#### Directions:
Write out the lines exactly, starting at the first line of the records and ending at the line that contains "- x-tick-label: 2027: [652, 506, 666, 548]", with both of those lines included.

#### Records shown:
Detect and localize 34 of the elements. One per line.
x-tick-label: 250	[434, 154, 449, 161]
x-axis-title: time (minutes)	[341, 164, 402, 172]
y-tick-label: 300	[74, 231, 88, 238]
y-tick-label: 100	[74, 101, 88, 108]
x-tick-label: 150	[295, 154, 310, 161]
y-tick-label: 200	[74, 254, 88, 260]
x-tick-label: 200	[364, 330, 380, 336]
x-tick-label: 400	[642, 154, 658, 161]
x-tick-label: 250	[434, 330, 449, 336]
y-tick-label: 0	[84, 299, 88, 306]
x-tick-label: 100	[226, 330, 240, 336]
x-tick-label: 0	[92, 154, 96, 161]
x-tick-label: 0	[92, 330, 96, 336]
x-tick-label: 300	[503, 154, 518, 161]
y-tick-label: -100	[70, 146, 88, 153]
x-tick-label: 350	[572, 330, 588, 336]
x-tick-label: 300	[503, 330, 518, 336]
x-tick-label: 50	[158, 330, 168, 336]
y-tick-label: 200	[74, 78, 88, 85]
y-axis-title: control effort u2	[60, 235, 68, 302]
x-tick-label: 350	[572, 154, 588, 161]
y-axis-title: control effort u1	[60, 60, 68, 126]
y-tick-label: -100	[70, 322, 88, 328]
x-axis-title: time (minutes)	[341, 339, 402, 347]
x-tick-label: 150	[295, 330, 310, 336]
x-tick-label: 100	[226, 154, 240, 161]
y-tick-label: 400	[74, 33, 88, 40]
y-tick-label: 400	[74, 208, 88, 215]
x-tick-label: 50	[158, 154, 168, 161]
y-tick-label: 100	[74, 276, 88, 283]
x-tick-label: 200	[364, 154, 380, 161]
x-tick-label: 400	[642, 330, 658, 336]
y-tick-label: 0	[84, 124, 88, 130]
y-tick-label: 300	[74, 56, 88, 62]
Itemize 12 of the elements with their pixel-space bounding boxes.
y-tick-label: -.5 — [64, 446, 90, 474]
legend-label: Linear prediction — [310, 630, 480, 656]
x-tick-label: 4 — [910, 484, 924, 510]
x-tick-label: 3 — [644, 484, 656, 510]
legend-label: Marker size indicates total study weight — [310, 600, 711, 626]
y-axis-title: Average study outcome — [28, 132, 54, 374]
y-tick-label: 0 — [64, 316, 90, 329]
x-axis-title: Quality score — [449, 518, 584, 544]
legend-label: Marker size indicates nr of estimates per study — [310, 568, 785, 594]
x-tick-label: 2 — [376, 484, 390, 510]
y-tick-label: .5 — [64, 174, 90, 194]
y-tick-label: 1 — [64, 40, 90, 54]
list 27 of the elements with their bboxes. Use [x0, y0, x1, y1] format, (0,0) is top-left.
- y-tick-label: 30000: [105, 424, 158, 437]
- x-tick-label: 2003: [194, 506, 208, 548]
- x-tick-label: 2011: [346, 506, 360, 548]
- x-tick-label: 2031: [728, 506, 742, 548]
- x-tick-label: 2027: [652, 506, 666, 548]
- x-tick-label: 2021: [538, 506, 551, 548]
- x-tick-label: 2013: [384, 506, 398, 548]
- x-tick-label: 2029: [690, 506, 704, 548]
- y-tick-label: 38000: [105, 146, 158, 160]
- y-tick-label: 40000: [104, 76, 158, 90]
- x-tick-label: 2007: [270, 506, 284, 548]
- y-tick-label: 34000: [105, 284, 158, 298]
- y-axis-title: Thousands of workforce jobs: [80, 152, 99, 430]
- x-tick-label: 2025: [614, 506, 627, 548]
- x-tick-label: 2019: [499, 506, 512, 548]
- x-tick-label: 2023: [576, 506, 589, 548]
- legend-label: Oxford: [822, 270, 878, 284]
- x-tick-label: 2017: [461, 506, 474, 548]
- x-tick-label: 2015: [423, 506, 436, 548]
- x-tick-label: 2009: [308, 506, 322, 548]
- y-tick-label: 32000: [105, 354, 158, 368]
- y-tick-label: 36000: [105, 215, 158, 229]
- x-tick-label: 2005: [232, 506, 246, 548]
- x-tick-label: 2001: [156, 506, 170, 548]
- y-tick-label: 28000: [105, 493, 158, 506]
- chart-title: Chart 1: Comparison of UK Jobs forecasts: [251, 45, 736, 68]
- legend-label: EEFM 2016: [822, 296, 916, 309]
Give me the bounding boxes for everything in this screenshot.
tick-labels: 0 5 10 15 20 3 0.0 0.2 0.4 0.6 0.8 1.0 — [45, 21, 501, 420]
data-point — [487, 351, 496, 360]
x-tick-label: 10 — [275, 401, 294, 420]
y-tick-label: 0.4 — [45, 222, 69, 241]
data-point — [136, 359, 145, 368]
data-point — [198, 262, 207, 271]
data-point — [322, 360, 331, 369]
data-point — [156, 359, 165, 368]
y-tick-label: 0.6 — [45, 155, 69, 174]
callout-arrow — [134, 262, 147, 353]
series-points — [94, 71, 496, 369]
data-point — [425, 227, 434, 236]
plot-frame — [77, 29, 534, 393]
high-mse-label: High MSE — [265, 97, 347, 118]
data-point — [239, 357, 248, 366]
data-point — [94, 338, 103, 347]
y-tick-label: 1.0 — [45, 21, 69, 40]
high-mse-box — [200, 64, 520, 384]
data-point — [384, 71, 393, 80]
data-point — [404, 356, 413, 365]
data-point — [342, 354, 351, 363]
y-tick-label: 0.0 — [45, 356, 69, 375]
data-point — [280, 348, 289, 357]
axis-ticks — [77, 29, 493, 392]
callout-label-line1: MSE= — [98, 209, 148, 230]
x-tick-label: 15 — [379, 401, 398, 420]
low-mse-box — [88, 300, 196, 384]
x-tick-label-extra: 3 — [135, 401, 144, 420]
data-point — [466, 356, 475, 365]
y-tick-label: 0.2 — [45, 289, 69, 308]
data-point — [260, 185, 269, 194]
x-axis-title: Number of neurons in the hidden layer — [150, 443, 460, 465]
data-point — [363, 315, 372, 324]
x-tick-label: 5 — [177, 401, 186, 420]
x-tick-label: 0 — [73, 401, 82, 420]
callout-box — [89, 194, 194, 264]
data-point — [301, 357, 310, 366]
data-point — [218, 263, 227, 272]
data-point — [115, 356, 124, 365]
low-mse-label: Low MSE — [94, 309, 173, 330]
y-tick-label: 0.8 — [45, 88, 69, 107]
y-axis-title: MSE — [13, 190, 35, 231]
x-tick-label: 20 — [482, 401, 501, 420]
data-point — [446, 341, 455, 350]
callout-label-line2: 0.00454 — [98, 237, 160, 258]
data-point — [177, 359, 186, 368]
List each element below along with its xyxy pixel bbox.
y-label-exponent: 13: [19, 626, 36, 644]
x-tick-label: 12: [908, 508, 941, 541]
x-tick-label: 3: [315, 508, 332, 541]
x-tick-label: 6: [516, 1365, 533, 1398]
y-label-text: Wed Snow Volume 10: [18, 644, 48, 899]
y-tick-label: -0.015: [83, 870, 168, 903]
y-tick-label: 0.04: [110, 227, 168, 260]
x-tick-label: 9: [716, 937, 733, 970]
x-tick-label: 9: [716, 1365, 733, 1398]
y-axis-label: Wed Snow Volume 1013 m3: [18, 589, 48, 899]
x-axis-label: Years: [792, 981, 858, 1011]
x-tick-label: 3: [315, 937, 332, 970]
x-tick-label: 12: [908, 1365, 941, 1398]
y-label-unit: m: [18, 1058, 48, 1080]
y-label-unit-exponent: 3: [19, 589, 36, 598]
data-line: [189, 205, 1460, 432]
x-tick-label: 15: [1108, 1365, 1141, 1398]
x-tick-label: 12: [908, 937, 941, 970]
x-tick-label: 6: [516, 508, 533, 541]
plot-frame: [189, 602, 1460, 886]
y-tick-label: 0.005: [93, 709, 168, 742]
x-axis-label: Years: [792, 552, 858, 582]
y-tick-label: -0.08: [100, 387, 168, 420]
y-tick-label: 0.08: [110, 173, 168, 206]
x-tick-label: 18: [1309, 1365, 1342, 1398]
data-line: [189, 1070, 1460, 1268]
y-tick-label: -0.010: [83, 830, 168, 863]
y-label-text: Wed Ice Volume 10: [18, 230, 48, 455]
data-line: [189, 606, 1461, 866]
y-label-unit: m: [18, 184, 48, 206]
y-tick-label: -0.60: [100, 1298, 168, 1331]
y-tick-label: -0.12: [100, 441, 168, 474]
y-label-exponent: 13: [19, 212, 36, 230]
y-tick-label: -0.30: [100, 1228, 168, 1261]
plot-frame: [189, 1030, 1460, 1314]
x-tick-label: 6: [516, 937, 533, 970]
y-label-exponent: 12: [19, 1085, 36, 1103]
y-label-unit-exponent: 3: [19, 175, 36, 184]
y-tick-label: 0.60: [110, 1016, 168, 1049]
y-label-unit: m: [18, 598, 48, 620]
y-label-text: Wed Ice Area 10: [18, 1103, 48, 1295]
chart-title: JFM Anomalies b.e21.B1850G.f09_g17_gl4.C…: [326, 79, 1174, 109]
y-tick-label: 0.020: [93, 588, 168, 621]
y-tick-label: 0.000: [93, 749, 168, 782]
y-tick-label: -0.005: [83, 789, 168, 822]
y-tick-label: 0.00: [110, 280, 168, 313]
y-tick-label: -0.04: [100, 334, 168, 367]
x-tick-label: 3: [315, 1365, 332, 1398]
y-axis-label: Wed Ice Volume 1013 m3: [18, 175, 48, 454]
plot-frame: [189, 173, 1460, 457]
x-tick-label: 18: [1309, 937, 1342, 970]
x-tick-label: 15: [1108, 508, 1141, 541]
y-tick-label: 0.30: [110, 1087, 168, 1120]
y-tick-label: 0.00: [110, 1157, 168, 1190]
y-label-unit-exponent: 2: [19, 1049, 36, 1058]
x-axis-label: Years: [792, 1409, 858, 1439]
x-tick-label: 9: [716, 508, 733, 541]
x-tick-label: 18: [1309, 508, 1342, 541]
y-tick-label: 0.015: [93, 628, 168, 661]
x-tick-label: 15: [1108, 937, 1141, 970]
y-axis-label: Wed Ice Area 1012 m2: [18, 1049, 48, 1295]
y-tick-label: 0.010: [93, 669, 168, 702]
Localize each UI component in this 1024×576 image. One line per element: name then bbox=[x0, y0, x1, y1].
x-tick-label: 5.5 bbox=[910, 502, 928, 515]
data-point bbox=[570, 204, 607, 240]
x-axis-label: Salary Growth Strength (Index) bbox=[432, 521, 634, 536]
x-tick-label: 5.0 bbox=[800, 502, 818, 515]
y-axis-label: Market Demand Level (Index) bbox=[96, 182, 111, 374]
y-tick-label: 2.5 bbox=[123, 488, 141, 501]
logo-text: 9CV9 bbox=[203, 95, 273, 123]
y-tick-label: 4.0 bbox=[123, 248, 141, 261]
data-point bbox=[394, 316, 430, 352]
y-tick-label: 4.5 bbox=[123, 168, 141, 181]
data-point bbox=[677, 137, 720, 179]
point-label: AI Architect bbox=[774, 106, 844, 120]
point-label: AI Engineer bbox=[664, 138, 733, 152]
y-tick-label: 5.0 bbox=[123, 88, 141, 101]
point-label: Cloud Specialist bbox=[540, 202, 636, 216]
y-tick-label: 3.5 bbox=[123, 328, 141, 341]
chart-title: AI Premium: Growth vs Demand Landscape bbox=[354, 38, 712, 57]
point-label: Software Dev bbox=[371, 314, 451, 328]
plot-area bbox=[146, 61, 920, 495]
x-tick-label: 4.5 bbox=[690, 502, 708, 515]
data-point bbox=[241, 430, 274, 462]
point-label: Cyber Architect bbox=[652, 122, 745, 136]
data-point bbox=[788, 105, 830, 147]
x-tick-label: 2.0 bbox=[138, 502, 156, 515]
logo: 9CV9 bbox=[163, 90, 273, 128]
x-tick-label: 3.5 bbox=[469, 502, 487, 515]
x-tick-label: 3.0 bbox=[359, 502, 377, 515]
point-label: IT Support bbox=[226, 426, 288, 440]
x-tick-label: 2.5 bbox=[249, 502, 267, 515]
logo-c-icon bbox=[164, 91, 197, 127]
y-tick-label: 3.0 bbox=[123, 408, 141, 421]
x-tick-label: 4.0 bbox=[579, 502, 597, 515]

#### Task solution:
Detect and localize 34 of the elements. One per line.
x-tick-label: 250	[434, 154, 449, 161]
x-axis-title: time (minutes)	[341, 164, 402, 172]
y-tick-label: 300	[74, 231, 88, 238]
y-tick-label: 100	[74, 101, 88, 108]
x-tick-label: 150	[295, 154, 310, 161]
y-tick-label: 200	[74, 254, 88, 260]
x-tick-label: 200	[364, 330, 380, 336]
x-tick-label: 400	[642, 154, 658, 161]
x-tick-label: 250	[434, 330, 449, 336]
y-tick-label: 0	[84, 299, 88, 306]
x-tick-label: 100	[226, 330, 240, 336]
x-tick-label: 0	[92, 154, 96, 161]
x-tick-label: 0	[92, 330, 96, 336]
x-tick-label: 300	[503, 154, 518, 161]
y-tick-label: -100	[70, 146, 88, 153]
x-tick-label: 350	[572, 330, 588, 336]
x-tick-label: 300	[503, 330, 518, 336]
x-tick-label: 50	[158, 330, 168, 336]
y-tick-label: 200	[74, 78, 88, 85]
y-axis-title: control effort u2	[60, 235, 68, 302]
x-tick-label: 350	[572, 154, 588, 161]
y-axis-title: control effort u1	[60, 60, 68, 126]
y-tick-label: -100	[70, 322, 88, 328]
x-axis-title: time (minutes)	[341, 339, 402, 347]
x-tick-label: 150	[295, 330, 310, 336]
x-tick-label: 100	[226, 154, 240, 161]
y-tick-label: 400	[74, 33, 88, 40]
y-tick-label: 400	[74, 208, 88, 215]
x-tick-label: 50	[158, 154, 168, 161]
y-tick-label: 100	[74, 276, 88, 283]
x-tick-label: 200	[364, 154, 380, 161]
x-tick-label: 400	[642, 330, 658, 336]
y-tick-label: 0	[84, 124, 88, 130]
y-tick-label: 300	[74, 56, 88, 62]
Itemize 12 of the elements with their pixel-space bounding boxes.
y-tick-label: -.5 — [64, 446, 90, 474]
legend-label: Linear prediction — [310, 630, 480, 656]
x-tick-label: 4 — [910, 484, 924, 510]
x-tick-label: 3 — [644, 484, 656, 510]
legend-label: Marker size indicates total study weight — [310, 600, 711, 626]
y-axis-title: Average study outcome — [28, 132, 54, 374]
y-tick-label: 0 — [64, 316, 90, 329]
x-axis-title: Quality score — [449, 518, 584, 544]
legend-label: Marker size indicates nr of estimates per study — [310, 568, 785, 594]
x-tick-label: 2 — [376, 484, 390, 510]
y-tick-label: .5 — [64, 174, 90, 194]
y-tick-label: 1 — [64, 40, 90, 54]
list 27 of the elements with their bboxes. Use [x0, y0, x1, y1] format, (0,0) is top-left.
- y-tick-label: 30000: [105, 424, 158, 437]
- x-tick-label: 2003: [194, 506, 208, 548]
- x-tick-label: 2011: [346, 506, 360, 548]
- x-tick-label: 2031: [728, 506, 742, 548]
- x-tick-label: 2027: [652, 506, 666, 548]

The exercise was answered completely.